**Aim of the exercise:** Recast the lines from the start of the data items through the line holding "x-tick-label: 0.35 (390, 592, 408, 602)", inclusive, as a numbered list, leaving out any blank lines.

Data items
^^^^^^^^^^^^^^^^
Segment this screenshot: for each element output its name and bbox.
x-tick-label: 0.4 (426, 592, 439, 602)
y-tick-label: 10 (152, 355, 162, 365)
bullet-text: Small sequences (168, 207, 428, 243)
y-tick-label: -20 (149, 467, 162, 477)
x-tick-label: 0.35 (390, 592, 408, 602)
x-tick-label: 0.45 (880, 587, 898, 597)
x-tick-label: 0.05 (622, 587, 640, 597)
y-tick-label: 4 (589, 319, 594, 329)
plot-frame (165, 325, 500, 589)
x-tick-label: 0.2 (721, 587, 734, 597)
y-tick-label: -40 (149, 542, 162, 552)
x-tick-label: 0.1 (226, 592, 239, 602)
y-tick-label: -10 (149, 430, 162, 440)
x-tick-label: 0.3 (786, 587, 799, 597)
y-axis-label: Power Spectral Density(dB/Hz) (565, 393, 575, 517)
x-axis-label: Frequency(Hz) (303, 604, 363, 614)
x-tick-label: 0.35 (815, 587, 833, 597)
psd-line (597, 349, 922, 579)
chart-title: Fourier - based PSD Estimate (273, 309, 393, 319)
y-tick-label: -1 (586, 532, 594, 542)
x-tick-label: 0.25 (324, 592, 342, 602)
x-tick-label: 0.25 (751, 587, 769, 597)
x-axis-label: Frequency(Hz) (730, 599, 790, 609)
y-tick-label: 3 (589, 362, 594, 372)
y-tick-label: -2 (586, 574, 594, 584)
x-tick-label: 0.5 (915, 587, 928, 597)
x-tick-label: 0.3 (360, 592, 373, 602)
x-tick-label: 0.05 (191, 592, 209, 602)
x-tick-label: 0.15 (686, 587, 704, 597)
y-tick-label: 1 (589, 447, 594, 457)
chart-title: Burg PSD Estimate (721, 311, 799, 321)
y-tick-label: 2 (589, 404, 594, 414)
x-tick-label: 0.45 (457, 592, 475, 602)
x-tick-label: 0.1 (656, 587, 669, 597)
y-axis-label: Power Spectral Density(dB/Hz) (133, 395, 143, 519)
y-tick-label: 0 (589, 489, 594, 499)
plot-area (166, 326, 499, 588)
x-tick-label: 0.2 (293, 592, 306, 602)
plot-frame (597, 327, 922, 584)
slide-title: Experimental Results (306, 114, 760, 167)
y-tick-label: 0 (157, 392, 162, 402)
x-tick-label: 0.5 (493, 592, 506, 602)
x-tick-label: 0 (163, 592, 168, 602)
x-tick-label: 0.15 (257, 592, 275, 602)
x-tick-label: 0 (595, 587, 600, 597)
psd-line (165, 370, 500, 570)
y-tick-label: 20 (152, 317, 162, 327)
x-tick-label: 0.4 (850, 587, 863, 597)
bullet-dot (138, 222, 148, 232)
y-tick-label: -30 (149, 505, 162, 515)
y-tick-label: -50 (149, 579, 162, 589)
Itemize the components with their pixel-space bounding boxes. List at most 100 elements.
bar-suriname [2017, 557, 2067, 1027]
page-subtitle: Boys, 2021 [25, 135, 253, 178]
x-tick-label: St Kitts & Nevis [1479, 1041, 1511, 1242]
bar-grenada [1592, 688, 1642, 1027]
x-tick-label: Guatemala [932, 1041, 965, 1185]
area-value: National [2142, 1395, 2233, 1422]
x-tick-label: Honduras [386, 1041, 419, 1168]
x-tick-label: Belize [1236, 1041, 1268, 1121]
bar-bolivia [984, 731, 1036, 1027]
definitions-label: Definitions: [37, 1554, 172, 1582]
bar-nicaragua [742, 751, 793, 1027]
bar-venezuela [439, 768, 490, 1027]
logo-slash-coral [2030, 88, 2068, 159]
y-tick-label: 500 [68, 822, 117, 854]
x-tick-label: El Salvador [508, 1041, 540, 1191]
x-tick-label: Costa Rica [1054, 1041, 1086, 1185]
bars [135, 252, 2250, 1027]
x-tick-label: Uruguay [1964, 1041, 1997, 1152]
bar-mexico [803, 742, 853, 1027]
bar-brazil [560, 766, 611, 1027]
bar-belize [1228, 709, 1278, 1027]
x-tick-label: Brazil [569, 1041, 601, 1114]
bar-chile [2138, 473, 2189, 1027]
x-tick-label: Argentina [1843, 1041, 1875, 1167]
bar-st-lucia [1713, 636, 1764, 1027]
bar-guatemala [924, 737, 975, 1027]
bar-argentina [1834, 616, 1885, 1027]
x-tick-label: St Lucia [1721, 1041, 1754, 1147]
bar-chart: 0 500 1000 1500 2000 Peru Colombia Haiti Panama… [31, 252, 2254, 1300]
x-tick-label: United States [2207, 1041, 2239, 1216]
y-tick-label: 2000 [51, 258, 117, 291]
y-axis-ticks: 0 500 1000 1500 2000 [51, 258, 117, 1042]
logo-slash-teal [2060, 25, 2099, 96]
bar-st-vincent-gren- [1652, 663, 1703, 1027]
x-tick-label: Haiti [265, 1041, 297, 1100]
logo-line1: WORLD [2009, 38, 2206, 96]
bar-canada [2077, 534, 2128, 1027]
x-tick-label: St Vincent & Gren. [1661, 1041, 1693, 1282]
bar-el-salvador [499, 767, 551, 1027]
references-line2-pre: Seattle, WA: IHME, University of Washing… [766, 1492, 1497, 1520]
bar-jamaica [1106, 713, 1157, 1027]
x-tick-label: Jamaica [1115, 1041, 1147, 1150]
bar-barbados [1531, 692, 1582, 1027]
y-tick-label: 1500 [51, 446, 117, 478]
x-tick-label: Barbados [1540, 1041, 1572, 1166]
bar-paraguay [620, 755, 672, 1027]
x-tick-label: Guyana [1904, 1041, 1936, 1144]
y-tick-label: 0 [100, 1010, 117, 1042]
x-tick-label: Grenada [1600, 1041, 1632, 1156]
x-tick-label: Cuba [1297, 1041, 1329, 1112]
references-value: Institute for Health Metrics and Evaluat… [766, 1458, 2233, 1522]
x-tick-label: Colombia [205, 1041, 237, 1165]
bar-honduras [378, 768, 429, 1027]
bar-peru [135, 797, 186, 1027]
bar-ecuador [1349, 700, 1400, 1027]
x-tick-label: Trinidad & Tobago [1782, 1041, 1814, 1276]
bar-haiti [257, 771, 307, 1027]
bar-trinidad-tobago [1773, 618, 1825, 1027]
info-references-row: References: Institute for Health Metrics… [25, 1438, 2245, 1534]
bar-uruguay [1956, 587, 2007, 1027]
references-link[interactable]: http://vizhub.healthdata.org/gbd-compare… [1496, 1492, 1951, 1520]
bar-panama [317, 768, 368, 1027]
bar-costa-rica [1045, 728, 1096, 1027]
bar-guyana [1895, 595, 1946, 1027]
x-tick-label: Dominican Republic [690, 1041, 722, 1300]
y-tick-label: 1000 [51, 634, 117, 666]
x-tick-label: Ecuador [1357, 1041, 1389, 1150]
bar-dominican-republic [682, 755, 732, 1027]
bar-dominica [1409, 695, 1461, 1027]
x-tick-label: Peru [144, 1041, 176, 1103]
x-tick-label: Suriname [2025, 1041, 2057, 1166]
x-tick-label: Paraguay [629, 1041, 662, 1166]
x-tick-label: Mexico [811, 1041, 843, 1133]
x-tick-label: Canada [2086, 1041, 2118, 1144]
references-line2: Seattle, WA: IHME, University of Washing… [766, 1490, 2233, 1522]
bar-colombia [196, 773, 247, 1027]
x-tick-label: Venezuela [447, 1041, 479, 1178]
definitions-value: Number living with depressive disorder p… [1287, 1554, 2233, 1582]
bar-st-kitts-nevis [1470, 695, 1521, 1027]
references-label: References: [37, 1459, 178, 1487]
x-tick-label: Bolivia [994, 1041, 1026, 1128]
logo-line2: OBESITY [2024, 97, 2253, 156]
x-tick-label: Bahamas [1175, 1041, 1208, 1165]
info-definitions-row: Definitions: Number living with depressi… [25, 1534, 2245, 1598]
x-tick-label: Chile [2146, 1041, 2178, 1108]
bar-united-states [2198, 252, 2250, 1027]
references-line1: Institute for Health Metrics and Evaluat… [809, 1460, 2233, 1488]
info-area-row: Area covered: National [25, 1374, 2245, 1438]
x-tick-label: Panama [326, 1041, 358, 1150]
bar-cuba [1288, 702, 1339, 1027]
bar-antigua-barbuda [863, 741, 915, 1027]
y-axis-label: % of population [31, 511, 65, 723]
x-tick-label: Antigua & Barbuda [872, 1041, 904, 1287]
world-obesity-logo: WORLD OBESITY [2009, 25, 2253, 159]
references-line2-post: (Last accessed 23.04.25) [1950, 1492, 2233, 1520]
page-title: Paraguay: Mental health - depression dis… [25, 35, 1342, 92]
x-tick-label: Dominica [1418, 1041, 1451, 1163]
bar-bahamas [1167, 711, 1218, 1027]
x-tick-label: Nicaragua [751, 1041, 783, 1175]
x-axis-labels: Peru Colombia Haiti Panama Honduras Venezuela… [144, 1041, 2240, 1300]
^^^^^^^^^^^^^^^^
**Right answer:**
1. Segment this screenshot: for each element output its name and bbox.
2. x-tick-label: 0.4 (426, 592, 439, 602)
3. y-tick-label: 10 (152, 355, 162, 365)
4. bullet-text: Small sequences (168, 207, 428, 243)
5. y-tick-label: -20 (149, 467, 162, 477)
6. x-tick-label: 0.35 (390, 592, 408, 602)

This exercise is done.